■ Records supplied:
##############################
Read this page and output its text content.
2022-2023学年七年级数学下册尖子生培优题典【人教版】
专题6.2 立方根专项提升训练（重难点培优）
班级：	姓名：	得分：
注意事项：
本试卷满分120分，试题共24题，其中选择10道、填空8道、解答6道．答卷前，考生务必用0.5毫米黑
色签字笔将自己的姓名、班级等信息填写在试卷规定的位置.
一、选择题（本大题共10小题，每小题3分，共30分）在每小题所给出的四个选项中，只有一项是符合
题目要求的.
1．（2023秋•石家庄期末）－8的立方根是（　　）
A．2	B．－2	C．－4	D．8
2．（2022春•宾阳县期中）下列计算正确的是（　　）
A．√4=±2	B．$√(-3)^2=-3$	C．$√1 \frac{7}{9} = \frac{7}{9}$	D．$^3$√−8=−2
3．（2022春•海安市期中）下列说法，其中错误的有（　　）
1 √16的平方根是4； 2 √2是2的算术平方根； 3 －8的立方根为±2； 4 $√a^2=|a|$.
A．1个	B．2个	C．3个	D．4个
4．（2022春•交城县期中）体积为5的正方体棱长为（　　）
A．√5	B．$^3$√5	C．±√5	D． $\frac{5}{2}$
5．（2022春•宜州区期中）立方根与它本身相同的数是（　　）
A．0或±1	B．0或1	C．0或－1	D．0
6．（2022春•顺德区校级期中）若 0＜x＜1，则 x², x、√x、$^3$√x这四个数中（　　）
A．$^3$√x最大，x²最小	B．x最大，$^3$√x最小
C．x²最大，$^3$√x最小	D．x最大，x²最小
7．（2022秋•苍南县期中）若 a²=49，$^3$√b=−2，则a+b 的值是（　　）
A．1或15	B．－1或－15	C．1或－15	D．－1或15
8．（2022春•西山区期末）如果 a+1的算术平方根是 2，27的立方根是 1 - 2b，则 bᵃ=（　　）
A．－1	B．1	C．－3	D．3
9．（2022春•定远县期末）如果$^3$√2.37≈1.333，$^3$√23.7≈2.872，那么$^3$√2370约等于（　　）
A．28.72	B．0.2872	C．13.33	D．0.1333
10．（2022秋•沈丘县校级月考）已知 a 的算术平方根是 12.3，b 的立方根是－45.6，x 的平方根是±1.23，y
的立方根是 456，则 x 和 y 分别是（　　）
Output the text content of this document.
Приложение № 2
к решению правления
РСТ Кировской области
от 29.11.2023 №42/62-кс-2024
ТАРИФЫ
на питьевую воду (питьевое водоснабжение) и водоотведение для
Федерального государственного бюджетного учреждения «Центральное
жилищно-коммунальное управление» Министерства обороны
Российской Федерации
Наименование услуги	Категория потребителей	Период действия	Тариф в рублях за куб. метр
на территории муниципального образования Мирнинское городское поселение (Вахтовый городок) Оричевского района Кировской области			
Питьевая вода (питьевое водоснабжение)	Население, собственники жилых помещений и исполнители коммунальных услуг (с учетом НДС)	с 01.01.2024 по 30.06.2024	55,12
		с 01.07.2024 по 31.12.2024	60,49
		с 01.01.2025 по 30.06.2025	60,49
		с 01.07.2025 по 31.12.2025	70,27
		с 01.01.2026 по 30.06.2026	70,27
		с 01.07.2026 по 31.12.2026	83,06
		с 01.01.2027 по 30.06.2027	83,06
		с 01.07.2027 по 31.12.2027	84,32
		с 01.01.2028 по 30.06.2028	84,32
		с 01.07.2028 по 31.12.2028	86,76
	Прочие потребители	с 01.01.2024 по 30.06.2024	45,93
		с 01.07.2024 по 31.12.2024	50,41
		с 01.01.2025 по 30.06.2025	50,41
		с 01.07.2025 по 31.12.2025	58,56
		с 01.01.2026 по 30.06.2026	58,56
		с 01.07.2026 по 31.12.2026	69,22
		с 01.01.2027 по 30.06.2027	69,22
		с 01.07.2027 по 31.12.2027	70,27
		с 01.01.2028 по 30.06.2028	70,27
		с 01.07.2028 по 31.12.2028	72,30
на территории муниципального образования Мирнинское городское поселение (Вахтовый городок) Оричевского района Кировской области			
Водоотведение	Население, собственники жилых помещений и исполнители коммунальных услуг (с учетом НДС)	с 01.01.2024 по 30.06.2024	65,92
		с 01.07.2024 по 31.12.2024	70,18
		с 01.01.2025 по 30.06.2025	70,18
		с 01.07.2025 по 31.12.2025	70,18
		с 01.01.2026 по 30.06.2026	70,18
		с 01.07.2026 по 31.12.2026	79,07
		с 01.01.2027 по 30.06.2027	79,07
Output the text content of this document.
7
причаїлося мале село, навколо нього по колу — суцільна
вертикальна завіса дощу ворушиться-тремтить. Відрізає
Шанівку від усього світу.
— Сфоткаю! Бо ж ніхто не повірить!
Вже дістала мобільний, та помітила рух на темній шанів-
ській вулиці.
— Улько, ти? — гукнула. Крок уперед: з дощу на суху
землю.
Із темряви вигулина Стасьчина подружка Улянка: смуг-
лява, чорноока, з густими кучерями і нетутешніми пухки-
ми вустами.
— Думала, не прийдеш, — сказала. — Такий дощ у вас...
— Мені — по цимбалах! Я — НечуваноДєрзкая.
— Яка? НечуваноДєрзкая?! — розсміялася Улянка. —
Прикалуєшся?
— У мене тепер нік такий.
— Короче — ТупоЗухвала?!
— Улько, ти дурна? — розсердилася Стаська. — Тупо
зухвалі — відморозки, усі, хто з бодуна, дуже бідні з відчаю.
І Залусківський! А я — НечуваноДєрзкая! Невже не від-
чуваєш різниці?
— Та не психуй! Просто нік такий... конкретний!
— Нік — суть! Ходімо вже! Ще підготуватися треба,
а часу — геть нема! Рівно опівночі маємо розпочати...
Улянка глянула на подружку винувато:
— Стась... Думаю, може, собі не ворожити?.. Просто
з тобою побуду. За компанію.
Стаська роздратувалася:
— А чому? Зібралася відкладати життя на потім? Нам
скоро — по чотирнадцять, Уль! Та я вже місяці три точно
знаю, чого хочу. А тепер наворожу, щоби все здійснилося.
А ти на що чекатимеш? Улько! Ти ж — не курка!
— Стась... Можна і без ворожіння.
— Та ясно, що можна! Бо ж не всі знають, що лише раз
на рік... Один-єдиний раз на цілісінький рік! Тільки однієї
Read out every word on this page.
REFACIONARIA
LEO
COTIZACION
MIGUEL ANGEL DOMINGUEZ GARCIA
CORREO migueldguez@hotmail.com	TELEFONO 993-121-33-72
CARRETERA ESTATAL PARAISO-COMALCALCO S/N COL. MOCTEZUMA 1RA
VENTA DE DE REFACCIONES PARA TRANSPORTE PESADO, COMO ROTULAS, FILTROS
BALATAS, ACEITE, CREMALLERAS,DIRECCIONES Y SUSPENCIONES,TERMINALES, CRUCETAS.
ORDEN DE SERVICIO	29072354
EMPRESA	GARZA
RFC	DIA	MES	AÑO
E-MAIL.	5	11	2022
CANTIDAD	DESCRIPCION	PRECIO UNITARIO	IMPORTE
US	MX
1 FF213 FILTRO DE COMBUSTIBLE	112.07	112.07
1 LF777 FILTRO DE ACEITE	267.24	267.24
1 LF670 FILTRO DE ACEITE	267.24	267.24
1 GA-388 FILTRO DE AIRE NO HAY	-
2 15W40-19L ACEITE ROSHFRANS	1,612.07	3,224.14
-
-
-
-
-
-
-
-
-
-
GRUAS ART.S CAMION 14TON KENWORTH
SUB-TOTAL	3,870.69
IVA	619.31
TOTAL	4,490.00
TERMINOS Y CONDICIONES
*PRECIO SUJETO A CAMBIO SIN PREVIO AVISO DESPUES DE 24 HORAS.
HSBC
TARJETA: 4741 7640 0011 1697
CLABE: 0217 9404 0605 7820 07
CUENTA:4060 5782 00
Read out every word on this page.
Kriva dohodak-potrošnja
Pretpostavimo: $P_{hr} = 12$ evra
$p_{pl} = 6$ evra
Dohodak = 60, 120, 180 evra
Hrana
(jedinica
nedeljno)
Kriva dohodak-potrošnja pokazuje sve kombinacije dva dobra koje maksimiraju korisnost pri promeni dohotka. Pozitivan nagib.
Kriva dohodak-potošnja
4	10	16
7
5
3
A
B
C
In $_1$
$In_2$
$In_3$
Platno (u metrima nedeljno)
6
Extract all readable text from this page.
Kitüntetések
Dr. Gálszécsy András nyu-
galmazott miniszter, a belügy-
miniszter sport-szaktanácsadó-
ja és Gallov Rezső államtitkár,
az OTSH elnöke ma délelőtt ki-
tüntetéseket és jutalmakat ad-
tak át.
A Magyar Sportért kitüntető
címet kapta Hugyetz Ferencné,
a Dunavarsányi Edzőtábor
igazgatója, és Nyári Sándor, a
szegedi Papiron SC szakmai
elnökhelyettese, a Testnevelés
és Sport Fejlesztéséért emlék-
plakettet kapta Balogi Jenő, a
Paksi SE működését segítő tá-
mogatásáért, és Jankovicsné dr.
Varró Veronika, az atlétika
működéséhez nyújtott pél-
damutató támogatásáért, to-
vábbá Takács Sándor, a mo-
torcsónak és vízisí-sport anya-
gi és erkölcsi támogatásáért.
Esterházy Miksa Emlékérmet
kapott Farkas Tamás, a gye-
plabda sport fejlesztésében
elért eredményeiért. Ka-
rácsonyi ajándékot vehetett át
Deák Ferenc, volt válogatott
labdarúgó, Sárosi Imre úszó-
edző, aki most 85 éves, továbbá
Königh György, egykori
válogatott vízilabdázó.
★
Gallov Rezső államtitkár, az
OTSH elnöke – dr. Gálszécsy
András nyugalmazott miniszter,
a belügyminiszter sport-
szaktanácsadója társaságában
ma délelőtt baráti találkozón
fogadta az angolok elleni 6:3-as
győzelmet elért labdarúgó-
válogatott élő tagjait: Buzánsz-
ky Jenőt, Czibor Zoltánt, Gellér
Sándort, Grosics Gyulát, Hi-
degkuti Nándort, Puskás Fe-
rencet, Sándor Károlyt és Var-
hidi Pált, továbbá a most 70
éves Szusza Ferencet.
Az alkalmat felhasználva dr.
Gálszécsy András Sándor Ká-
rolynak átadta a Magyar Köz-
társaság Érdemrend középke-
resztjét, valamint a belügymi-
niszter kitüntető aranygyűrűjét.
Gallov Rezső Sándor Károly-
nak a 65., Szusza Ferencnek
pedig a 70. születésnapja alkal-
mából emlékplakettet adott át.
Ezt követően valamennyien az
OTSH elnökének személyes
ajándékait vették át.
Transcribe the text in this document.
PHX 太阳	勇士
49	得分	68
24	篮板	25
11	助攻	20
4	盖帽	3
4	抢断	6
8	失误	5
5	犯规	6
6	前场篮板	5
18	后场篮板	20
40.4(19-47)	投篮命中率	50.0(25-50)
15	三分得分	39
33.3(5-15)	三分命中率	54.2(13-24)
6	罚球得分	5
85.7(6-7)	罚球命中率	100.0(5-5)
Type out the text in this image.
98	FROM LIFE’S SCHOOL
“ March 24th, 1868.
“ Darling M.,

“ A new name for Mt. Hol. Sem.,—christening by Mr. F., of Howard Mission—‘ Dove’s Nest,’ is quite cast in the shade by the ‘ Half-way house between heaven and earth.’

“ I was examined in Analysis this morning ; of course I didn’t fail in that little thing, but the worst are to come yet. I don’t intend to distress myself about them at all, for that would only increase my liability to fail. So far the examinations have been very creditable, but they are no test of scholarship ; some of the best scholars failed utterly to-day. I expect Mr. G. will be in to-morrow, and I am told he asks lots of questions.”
##############################
■ Exercise objective:
Copy out the lines starting at the one containing "Transcribe the text in this document." and ending with the last line of the entries. Include nothing else.

■ Output below:
Transcribe the text in this document.
PHX 太阳	勇士
49	得分	68
24	篮板	25
11	助攻	20
4	盖帽	3
4	抢断	6
8	失误	5
5	犯规	6
6	前场篮板	5
18	后场篮板	20
40.4(19-47)	投篮命中率	50.0(25-50)
15	三分得分	39
33.3(5-15)	三分命中率	54.2(13-24)
6	罚球得分	5
85.7(6-7)	罚球命中率	100.0(5-5)
Type out the text in this image.
98	FROM LIFE’S SCHOOL
“ March 24th, 1868.
“ Darling M.,

“ A new name for Mt. Hol. Sem.,—christening by Mr. F., of Howard Mission—‘ Dove’s Nest,’ is quite cast in the shade by the ‘ Half-way house between heaven and earth.’

“ I was examined in Analysis this morning ; of course I didn’t fail in that little thing, but the worst are to come yet. I don’t intend to distress myself about them at all, for that would only increase my liability to fail. So far the examinations have been very creditable, but they are no test of scholarship ; some of the best scholars failed utterly to-day. I expect Mr. G. will be in to-morrow, and I am told he asks lots of questions.”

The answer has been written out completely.